▶ **Task**:
Using the records that follow, copy every line containing the word "возврата".

* Start Data for this task *

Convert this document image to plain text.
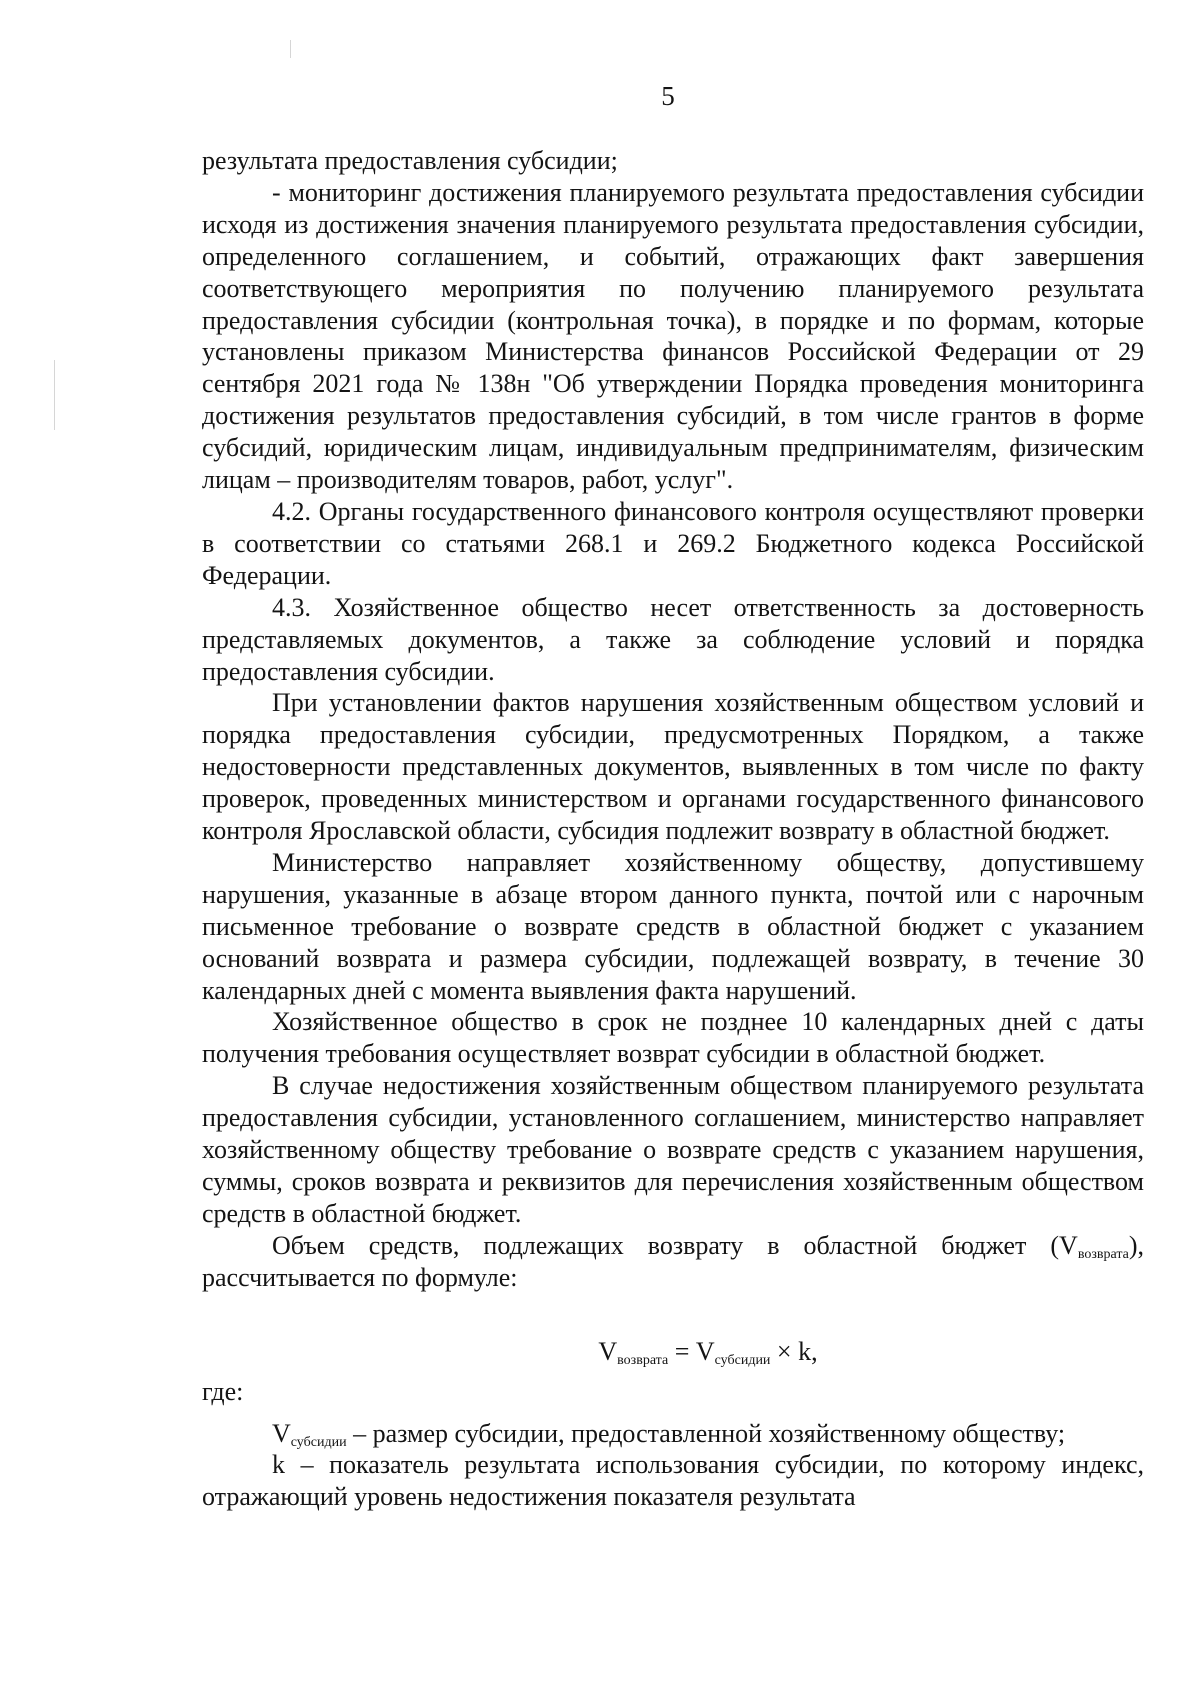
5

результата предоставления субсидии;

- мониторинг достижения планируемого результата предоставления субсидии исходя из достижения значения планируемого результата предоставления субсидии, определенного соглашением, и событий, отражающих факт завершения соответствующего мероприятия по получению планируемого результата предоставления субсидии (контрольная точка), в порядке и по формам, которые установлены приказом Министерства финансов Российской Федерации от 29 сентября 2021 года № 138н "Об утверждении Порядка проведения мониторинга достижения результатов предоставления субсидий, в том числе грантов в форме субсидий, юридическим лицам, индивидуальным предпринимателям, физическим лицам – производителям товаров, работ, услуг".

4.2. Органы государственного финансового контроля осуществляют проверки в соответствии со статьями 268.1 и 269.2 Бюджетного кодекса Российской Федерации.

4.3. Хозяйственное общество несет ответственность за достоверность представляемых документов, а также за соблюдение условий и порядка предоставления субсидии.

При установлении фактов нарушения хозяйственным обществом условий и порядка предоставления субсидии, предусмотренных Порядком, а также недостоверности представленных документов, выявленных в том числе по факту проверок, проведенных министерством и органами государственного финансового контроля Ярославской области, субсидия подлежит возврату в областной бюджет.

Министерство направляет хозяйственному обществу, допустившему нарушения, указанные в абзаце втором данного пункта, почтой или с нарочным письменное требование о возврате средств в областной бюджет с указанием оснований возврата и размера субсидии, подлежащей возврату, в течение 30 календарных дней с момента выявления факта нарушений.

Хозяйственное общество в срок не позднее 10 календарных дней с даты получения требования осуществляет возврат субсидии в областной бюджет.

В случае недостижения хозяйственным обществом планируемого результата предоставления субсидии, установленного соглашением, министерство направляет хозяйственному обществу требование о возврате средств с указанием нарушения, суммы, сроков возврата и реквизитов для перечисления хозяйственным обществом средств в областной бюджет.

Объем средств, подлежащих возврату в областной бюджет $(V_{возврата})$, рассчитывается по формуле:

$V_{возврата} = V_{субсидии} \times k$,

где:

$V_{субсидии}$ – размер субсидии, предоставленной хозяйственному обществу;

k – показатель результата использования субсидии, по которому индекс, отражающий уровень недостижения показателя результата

* End Data for this task *
* Start Data for this task *

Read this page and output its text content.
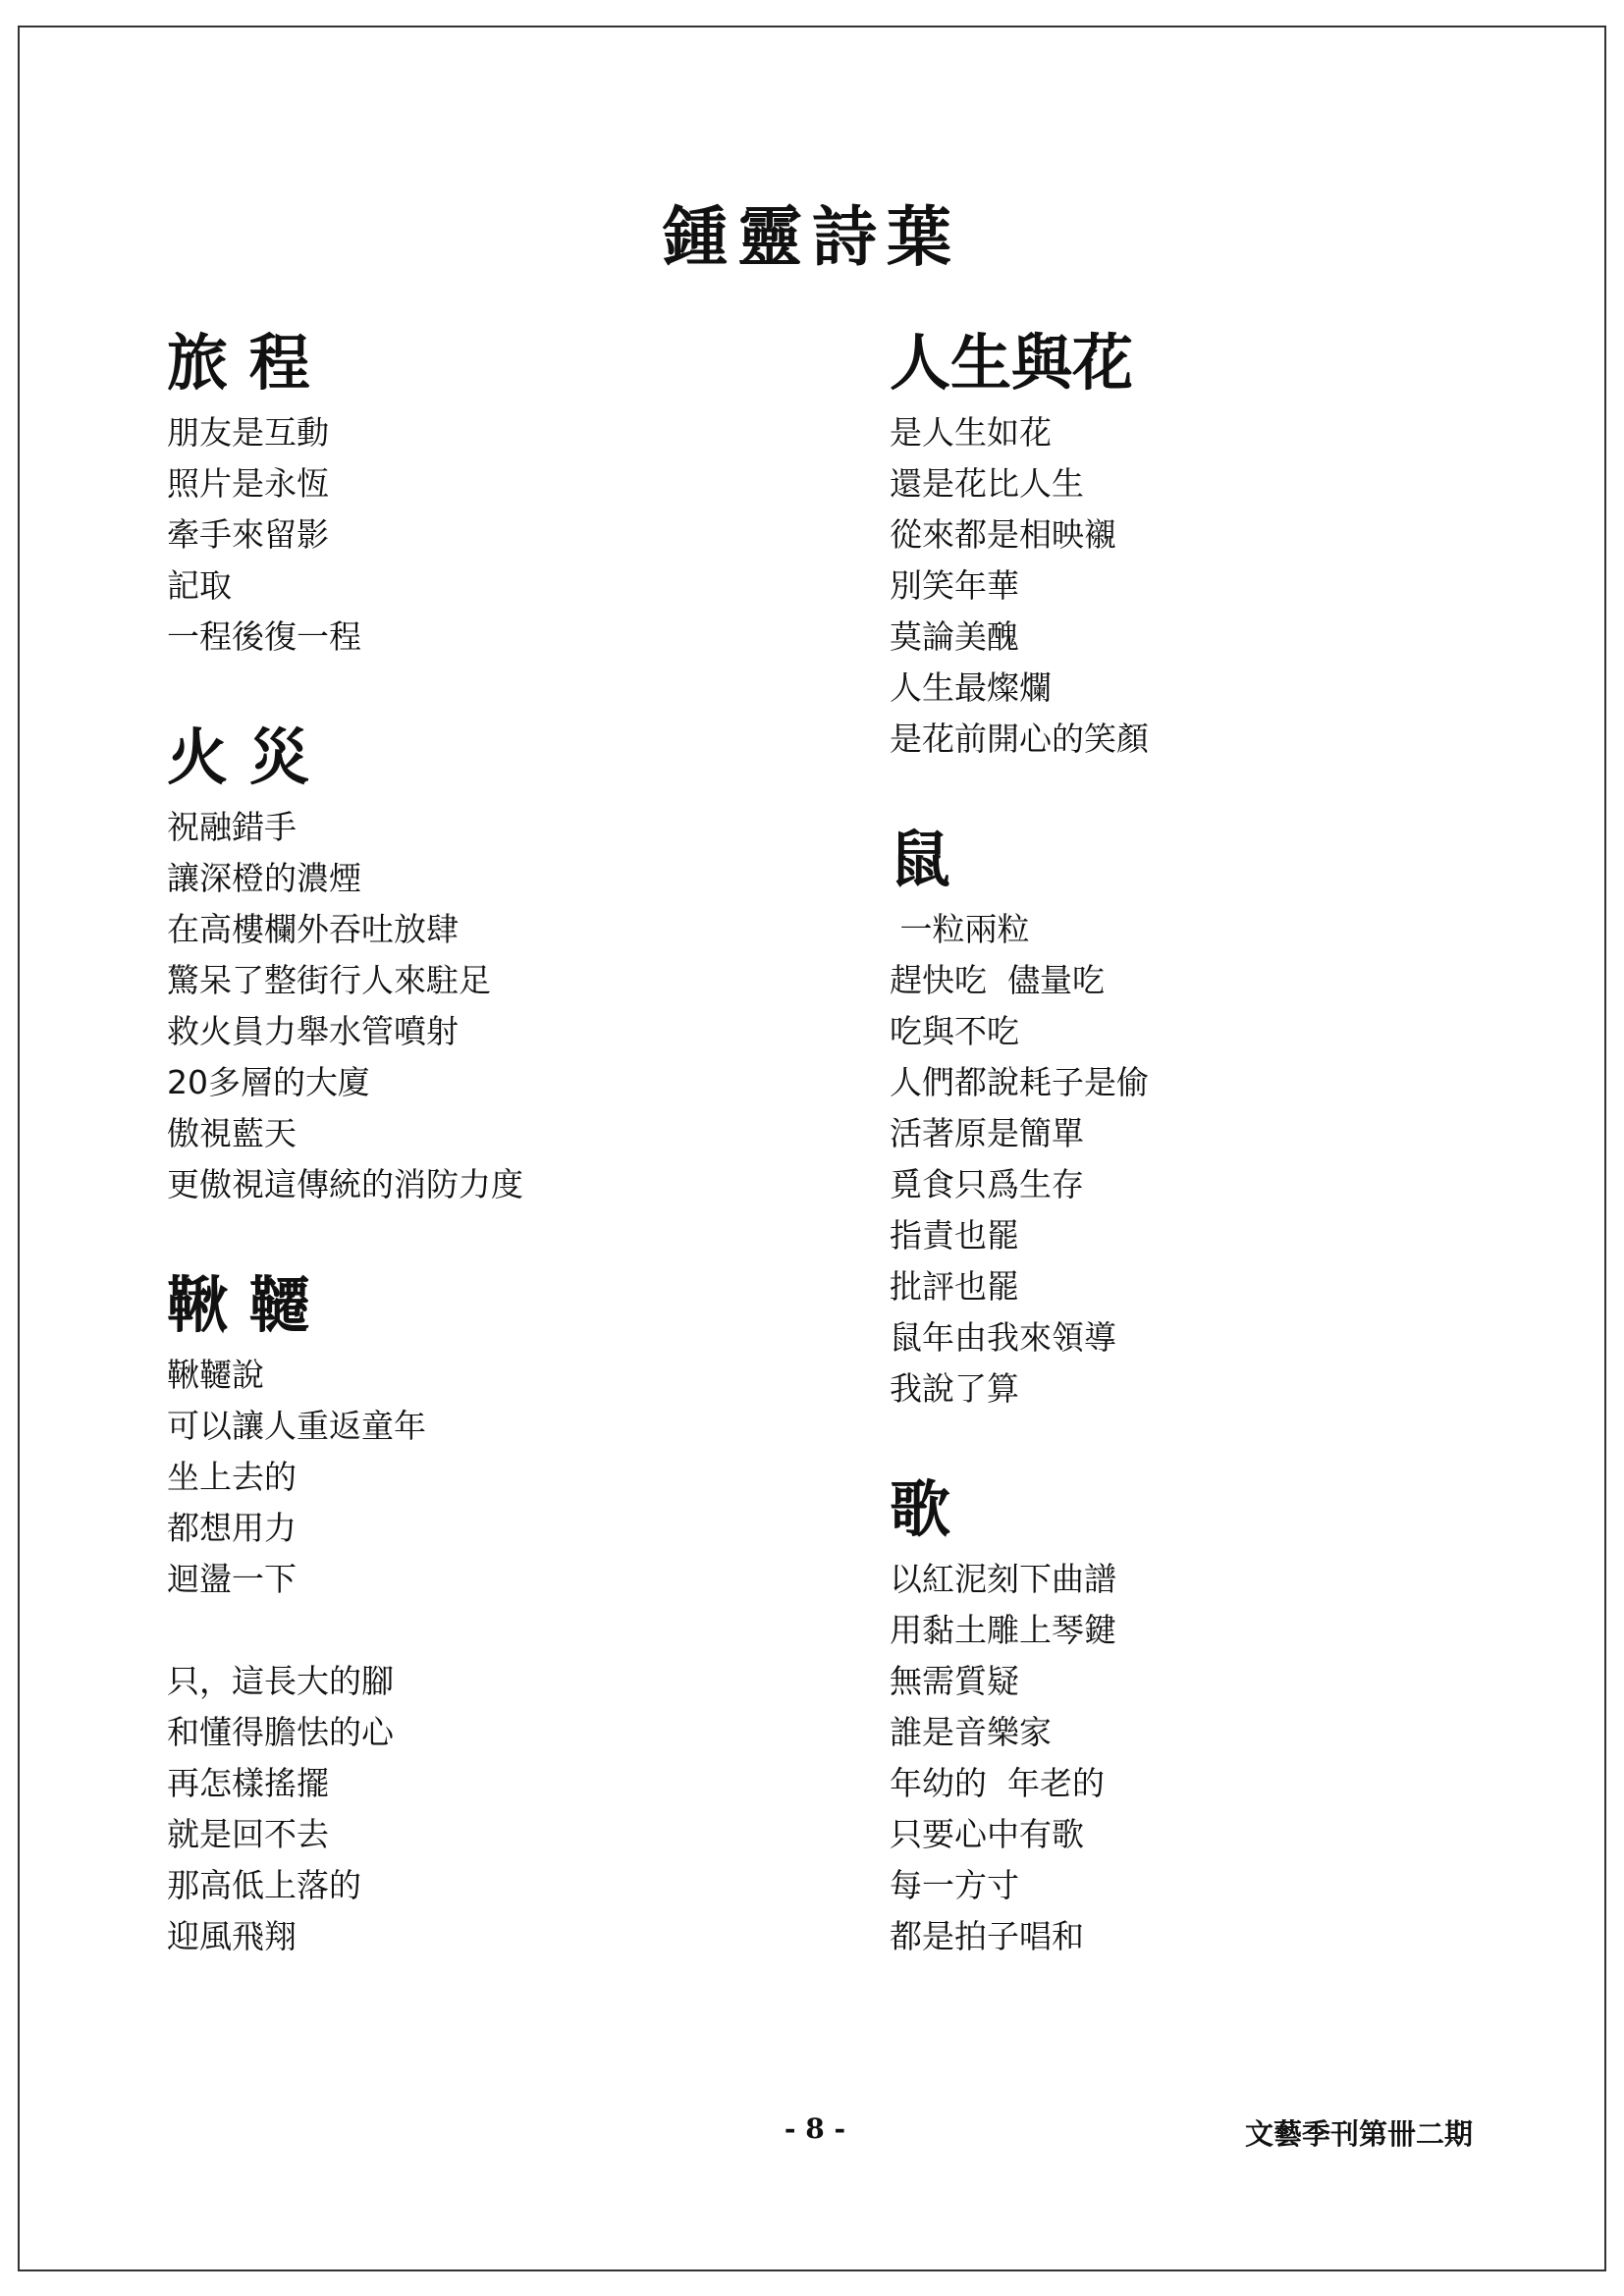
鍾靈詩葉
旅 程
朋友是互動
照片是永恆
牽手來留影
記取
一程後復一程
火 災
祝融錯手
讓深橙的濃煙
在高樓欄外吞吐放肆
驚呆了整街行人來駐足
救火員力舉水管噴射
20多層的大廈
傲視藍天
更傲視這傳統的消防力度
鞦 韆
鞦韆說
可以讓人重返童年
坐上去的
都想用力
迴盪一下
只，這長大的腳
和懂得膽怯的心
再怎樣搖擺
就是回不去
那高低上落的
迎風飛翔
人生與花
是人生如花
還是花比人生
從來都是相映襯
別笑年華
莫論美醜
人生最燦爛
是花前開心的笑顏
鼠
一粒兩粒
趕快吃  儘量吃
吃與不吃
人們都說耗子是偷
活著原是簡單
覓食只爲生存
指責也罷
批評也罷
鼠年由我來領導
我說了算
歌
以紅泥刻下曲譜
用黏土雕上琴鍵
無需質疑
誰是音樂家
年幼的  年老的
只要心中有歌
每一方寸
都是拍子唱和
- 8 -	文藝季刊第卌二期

* End Data for this task *

▶ **Reply to the task**:
Министерство направляет хозяйственному обществу, допустившему нарушения, указанные в абзаце втором данного пункта, почтой или с нарочным письменное требование о возврате средств в областной бюджет с указанием оснований возврата и размера субсидии, подлежащей возврату, в течение 30 календарных дней с момента выявления факта нарушений.
В случае недостижения хозяйственным обществом планируемого результата предоставления субсидии, установленного соглашением, министерство направляет хозяйственному обществу требование о возврате средств с указанием нарушения, суммы, сроков возврата и реквизитов для перечисления хозяйственным обществом средств в областной бюджет.
Объем средств, подлежащих возврату в областной бюджет $(V_{возврата})$, рассчитывается по формуле:
$V_{возврата} = V_{субсидии} \times k$,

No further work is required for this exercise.